_Brief_. Repeat the listing exactly as given, omitting every image.

### Input material

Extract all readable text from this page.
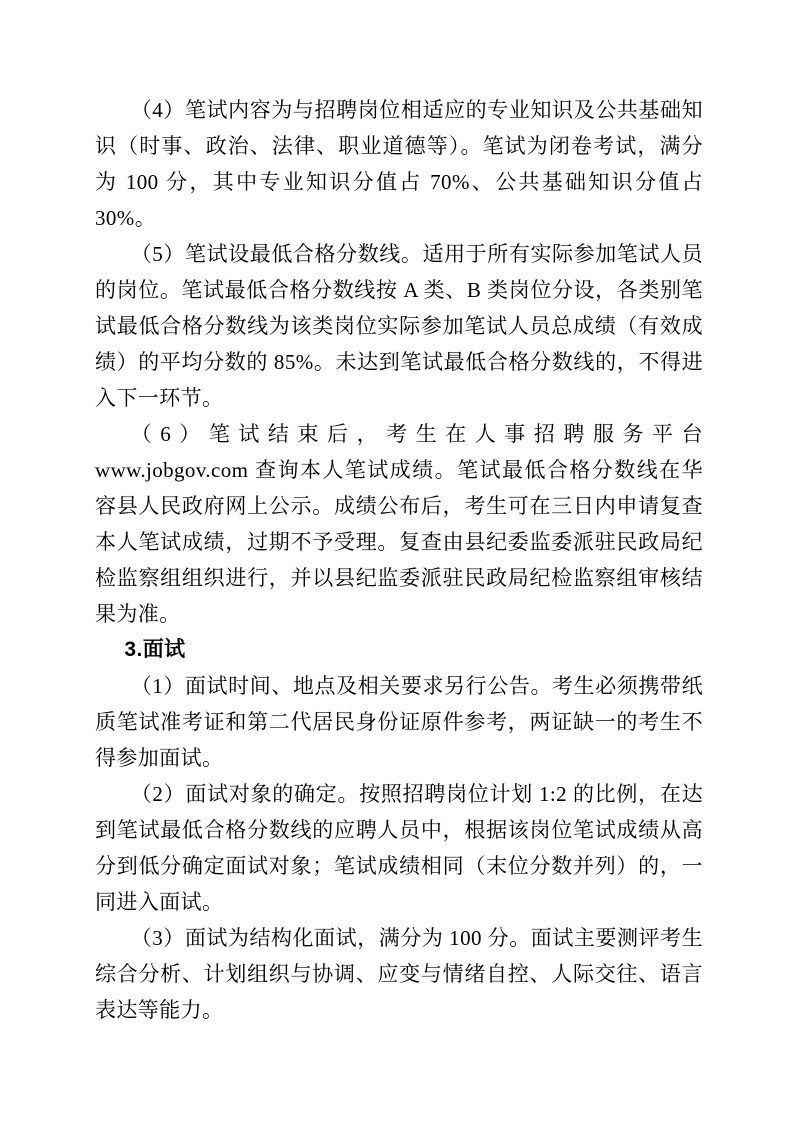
（4）笔试内容为与招聘岗位相适应的专业知识及公共基础知识（时事、政治、法律、职业道德等）。笔试为闭卷考试，满分为 100 分，其中专业知识分值占 70%、公共基础知识分值占 30%。

（5）笔试设最低合格分数线。适用于所有实际参加笔试人员的岗位。笔试最低合格分数线按 A 类、B 类岗位分设，各类别笔试最低合格分数线为该类岗位实际参加笔试人员总成绩（有效成绩）的平均分数的 85%。未达到笔试最低合格分数线的，不得进入下一环节。

（6）笔试结束后，考生在人事招聘服务平台 www.jobgov.com 查询本人笔试成绩。笔试最低合格分数线在华容县人民政府网上公示。成绩公布后，考生可在三日内申请复查本人笔试成绩，过期不予受理。复查由县纪委监委派驻民政局纪检监察组组织进行，并以县纪监委派驻民政局纪检监察组审核结果为准。

3.面试

（1）面试时间、地点及相关要求另行公告。考生必须携带纸质笔试准考证和第二代居民身份证原件参考，两证缺一的考生不得参加面试。

（2）面试对象的确定。按照招聘岗位计划 1:2 的比例，在达到笔试最低合格分数线的应聘人员中，根据该岗位笔试成绩从高分到低分确定面试对象；笔试成绩相同（末位分数并列）的，一同进入面试。

（3）面试为结构化面试，满分为 100 分。面试主要测评考生综合分析、计划组织与协调、应变与情绪自控、人际交往、语言表达等能力。
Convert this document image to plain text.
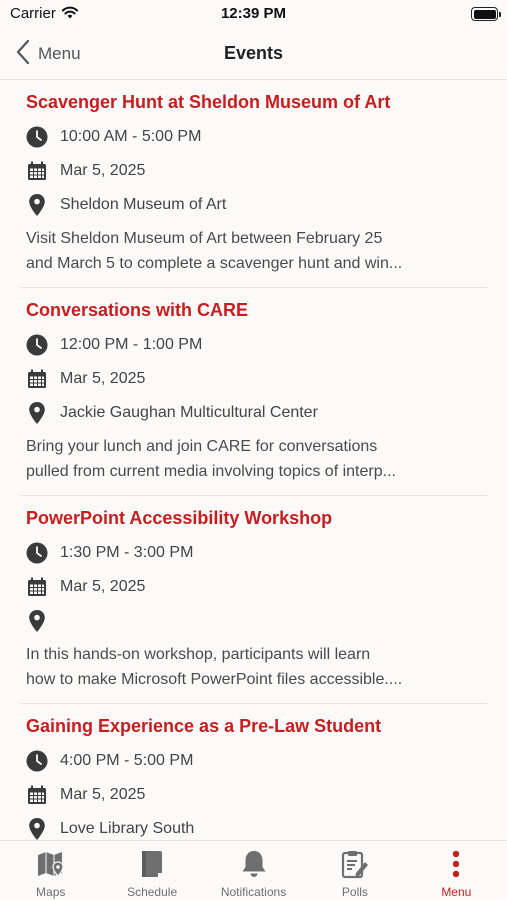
Carrier	12:39 PM
Menu	Events
Scavenger Hunt at Sheldon Museum of Art
10:00 AM - 5:00 PM
Mar 5, 2025
Sheldon Museum of Art
Visit Sheldon Museum of Art between February 25
and March 5 to complete a scavenger hunt and win...
Conversations with CARE
12:00 PM - 1:00 PM
Mar 5, 2025
Jackie Gaughan Multicultural Center
Bring your lunch and join CARE for conversations
pulled from current media involving topics of interp...
PowerPoint Accessibility Workshop
1:30 PM - 3:00 PM
Mar 5, 2025
In this hands-on workshop, participants will learn
how to make Microsoft PowerPoint files accessible....
Gaining Experience as a Pre-Law Student
4:00 PM - 5:00 PM
Mar 5, 2025
Love Library South
Maps	Schedule	Notifications	Polls	Menu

######

_Task solution_.
Extract all readable text from this page.
（4）笔试内容为与招聘岗位相适应的专业知识及公共基础知识（时事、政治、法律、职业道德等）。笔试为闭卷考试，满分为 100 分，其中专业知识分值占 70%、公共基础知识分值占 30%。

（5）笔试设最低合格分数线。适用于所有实际参加笔试人员的岗位。笔试最低合格分数线按 A 类、B 类岗位分设，各类别笔试最低合格分数线为该类岗位实际参加笔试人员总成绩（有效成绩）的平均分数的 85%。未达到笔试最低合格分数线的，不得进入下一环节。

（6）笔试结束后，考生在人事招聘服务平台 www.jobgov.com 查询本人笔试成绩。笔试最低合格分数线在华容县人民政府网上公示。成绩公布后，考生可在三日内申请复查本人笔试成绩，过期不予受理。复查由县纪委监委派驻民政局纪检监察组组织进行，并以县纪监委派驻民政局纪检监察组审核结果为准。

3.面试

（1）面试时间、地点及相关要求另行公告。考生必须携带纸质笔试准考证和第二代居民身份证原件参考，两证缺一的考生不得参加面试。

（2）面试对象的确定。按照招聘岗位计划 1:2 的比例，在达到笔试最低合格分数线的应聘人员中，根据该岗位笔试成绩从高分到低分确定面试对象；笔试成绩相同（末位分数并列）的，一同进入面试。

（3）面试为结构化面试，满分为 100 分。面试主要测评考生综合分析、计划组织与协调、应变与情绪自控、人际交往、语言表达等能力。
Convert this document image to plain text.
Carrier	12:39 PM
Menu	Events
Scavenger Hunt at Sheldon Museum of Art
10:00 AM - 5:00 PM
Mar 5, 2025
Sheldon Museum of Art
Visit Sheldon Museum of Art between February 25
and March 5 to complete a scavenger hunt and win...
Conversations with CARE
12:00 PM - 1:00 PM
Mar 5, 2025
Jackie Gaughan Multicultural Center
Bring your lunch and join CARE for conversations
pulled from current media involving topics of interp...
PowerPoint Accessibility Workshop
1:30 PM - 3:00 PM
Mar 5, 2025
In this hands-on workshop, participants will learn
how to make Microsoft PowerPoint files accessible....
Gaining Experience as a Pre-Law Student
4:00 PM - 5:00 PM
Mar 5, 2025
Love Library South
Maps	Schedule	Notifications	Polls	Menu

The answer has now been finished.